Seek out every line containing the word "text", and copy each.
###
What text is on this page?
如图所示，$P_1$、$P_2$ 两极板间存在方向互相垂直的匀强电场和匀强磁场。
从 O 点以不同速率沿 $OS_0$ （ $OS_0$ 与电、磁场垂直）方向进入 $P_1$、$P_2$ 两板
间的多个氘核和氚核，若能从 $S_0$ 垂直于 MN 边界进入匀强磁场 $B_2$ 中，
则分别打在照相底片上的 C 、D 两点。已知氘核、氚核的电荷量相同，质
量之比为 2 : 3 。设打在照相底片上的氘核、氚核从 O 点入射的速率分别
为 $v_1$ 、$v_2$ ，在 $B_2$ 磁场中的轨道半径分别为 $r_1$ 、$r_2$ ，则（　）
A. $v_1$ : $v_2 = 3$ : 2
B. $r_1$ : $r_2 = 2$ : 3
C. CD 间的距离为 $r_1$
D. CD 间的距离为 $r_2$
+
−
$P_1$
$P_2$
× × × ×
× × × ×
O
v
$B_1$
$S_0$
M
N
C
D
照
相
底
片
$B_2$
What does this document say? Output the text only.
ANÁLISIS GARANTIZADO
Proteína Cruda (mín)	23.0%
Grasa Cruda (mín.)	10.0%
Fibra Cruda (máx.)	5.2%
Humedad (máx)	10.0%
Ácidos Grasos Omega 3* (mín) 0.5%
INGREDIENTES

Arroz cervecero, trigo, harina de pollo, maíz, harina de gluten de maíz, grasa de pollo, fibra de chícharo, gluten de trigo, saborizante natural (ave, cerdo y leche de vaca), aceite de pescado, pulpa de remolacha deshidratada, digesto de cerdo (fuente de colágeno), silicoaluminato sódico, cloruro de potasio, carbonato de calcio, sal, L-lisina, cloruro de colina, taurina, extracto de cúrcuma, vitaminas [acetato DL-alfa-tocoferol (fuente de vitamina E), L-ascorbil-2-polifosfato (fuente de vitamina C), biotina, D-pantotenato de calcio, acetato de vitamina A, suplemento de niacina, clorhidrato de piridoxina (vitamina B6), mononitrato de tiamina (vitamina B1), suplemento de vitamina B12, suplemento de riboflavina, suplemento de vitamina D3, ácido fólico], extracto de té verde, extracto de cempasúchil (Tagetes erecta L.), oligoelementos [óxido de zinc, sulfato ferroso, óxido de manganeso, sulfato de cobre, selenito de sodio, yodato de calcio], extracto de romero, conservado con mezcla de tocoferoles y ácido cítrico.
###
• **Answer to the problem**:
What text is on this page?
What does this document say? Output the text only.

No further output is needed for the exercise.